▶ _WHAT YOU WILL DO_:
Keep the wording of each record exactly the same when you repeat it, and leave out pictures.

▶ _RECORDED INFORMATION_:

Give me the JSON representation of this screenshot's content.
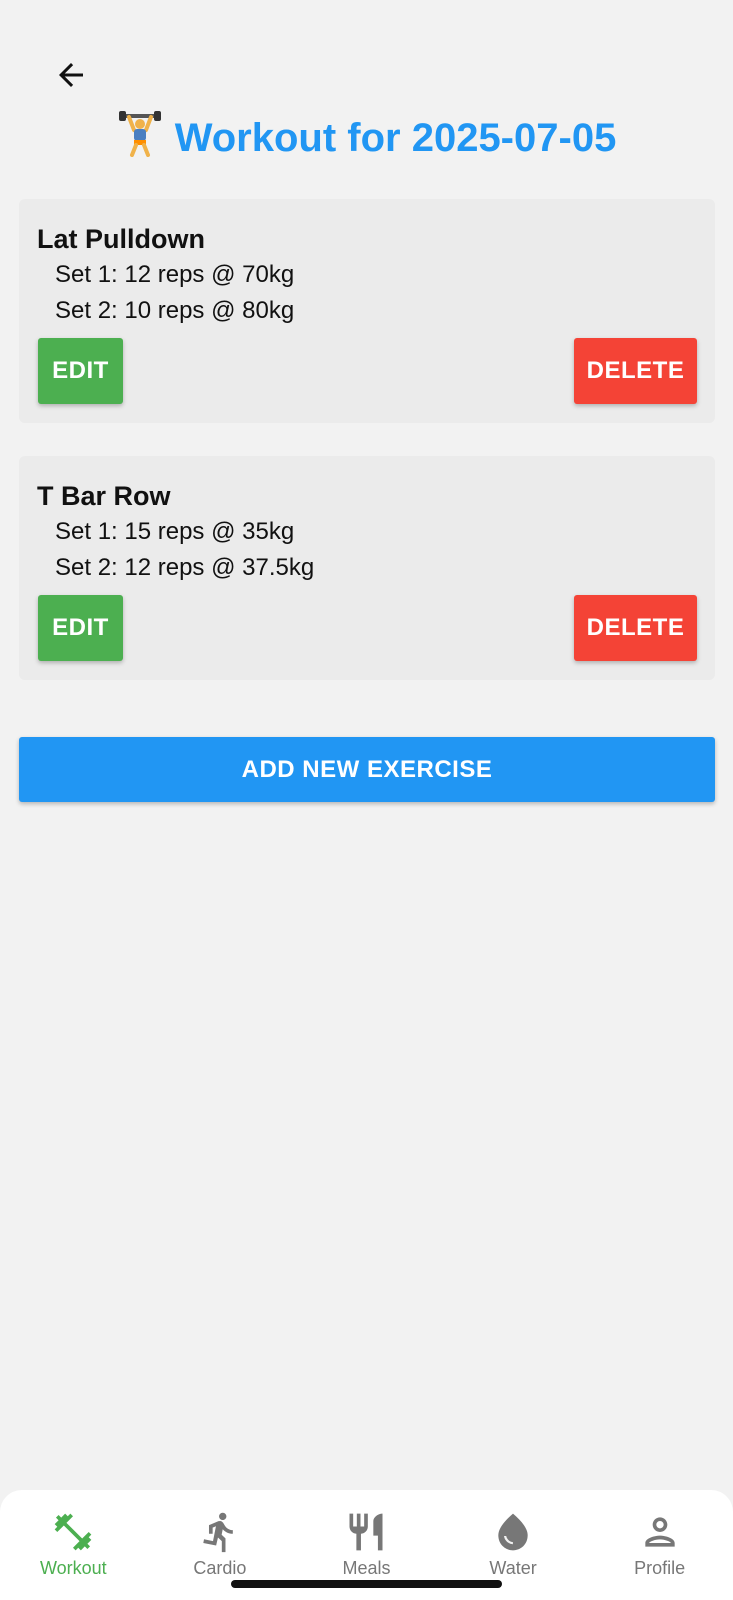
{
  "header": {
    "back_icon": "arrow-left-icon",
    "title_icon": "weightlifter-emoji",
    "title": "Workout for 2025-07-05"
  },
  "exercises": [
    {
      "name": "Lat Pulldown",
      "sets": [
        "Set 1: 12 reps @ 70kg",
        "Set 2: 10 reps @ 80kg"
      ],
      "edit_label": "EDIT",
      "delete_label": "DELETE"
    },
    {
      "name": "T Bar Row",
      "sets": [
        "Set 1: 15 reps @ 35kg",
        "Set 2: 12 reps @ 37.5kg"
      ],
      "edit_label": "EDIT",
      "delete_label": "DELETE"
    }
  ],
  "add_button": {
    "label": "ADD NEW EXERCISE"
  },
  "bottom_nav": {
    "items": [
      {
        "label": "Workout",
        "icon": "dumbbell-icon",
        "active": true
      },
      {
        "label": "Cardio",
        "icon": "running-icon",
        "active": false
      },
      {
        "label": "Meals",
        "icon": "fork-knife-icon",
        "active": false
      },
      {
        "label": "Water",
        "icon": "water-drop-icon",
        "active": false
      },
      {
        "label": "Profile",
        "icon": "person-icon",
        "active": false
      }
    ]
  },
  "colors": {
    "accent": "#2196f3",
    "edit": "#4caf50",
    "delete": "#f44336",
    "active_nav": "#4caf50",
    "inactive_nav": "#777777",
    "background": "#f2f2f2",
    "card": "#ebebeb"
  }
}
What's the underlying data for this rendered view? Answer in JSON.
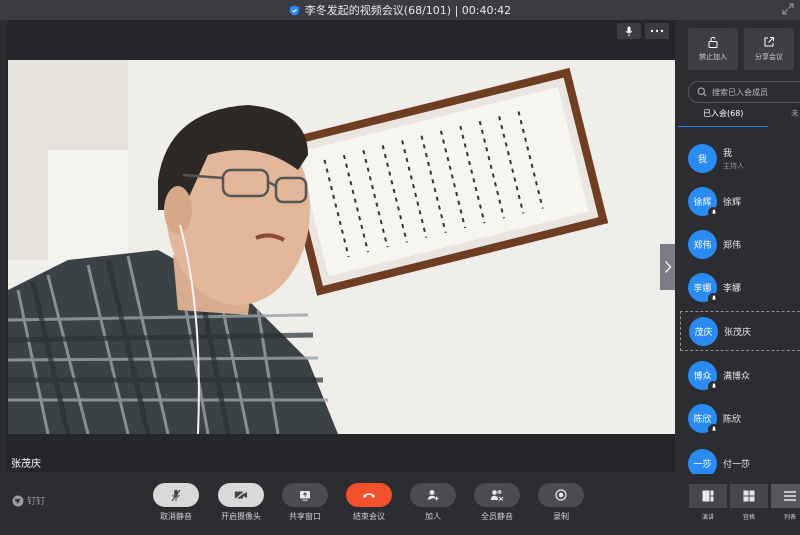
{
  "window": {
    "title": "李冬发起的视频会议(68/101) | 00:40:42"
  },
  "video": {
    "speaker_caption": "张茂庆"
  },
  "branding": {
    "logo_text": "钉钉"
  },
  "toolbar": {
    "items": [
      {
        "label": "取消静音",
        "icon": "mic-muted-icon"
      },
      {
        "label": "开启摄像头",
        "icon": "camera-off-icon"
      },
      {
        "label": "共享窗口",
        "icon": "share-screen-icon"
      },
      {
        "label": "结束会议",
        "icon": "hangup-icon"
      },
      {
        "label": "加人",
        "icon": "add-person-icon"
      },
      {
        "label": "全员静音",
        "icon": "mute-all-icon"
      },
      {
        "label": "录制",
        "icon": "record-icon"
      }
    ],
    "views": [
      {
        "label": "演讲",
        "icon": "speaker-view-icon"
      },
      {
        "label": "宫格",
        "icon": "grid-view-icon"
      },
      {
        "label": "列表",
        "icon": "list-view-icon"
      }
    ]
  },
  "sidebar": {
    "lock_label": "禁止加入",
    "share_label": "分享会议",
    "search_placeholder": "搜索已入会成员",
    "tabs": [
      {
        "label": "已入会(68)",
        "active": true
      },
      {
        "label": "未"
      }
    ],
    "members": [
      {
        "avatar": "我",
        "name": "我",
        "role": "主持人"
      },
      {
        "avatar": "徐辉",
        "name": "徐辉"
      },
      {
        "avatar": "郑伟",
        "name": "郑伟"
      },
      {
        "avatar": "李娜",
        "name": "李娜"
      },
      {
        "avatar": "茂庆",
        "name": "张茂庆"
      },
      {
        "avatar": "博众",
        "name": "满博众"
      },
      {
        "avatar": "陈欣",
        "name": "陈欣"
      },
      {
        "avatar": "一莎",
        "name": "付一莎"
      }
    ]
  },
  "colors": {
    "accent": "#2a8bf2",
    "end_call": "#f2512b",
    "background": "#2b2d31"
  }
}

▶ _WRITTEN REPLY_:
Give me the JSON representation of this screenshot's content.
{
  "header": {
    "back_icon": "arrow-left-icon",
    "title_icon": "weightlifter-emoji",
    "title": "Workout for 2025-07-05"
  },
  "exercises": [
    {
      "name": "Lat Pulldown",
      "sets": [
        "Set 1: 12 reps @ 70kg",
        "Set 2: 10 reps @ 80kg"
      ],
      "edit_label": "EDIT",
      "delete_label": "DELETE"
    },
    {
      "name": "T Bar Row",
      "sets": [
        "Set 1: 15 reps @ 35kg",
        "Set 2: 12 reps @ 37.5kg"
      ],
      "edit_label": "EDIT",
      "delete_label": "DELETE"
    }
  ],
  "add_button": {
    "label": "ADD NEW EXERCISE"
  },
  "bottom_nav": {
    "items": [
      {
        "label": "Workout",
        "icon": "dumbbell-icon",
        "active": true
      },
      {
        "label": "Cardio",
        "icon": "running-icon",
        "active": false
      },
      {
        "label": "Meals",
        "icon": "fork-knife-icon",
        "active": false
      },
      {
        "label": "Water",
        "icon": "water-drop-icon",
        "active": false
      },
      {
        "label": "Profile",
        "icon": "person-icon",
        "active": false
      }
    ]
  },
  "colors": {
    "accent": "#2196f3",
    "edit": "#4caf50",
    "delete": "#f44336",
    "active_nav": "#4caf50",
    "inactive_nav": "#777777",
    "background": "#f2f2f2",
    "card": "#ebebeb"
  }
}
What's the underlying data for this rendered view? Answer in JSON.
{
  "window": {
    "title": "李冬发起的视频会议(68/101) | 00:40:42"
  },
  "video": {
    "speaker_caption": "张茂庆"
  },
  "branding": {
    "logo_text": "钉钉"
  },
  "toolbar": {
    "items": [
      {
        "label": "取消静音",
        "icon": "mic-muted-icon"
      },
      {
        "label": "开启摄像头",
        "icon": "camera-off-icon"
      },
      {
        "label": "共享窗口",
        "icon": "share-screen-icon"
      },
      {
        "label": "结束会议",
        "icon": "hangup-icon"
      },
      {
        "label": "加人",
        "icon": "add-person-icon"
      },
      {
        "label": "全员静音",
        "icon": "mute-all-icon"
      },
      {
        "label": "录制",
        "icon": "record-icon"
      }
    ],
    "views": [
      {
        "label": "演讲",
        "icon": "speaker-view-icon"
      },
      {
        "label": "宫格",
        "icon": "grid-view-icon"
      },
      {
        "label": "列表",
        "icon": "list-view-icon"
      }
    ]
  },
  "sidebar": {
    "lock_label": "禁止加入",
    "share_label": "分享会议",
    "search_placeholder": "搜索已入会成员",
    "tabs": [
      {
        "label": "已入会(68)",
        "active": true
      },
      {
        "label": "未"
      }
    ],
    "members": [
      {
        "avatar": "我",
        "name": "我",
        "role": "主持人"
      },
      {
        "avatar": "徐辉",
        "name": "徐辉"
      },
      {
        "avatar": "郑伟",
        "name": "郑伟"
      },
      {
        "avatar": "李娜",
        "name": "李娜"
      },
      {
        "avatar": "茂庆",
        "name": "张茂庆"
      },
      {
        "avatar": "博众",
        "name": "满博众"
      },
      {
        "avatar": "陈欣",
        "name": "陈欣"
      },
      {
        "avatar": "一莎",
        "name": "付一莎"
      }
    ]
  },
  "colors": {
    "accent": "#2a8bf2",
    "end_call": "#f2512b",
    "background": "#2b2d31"
  }
}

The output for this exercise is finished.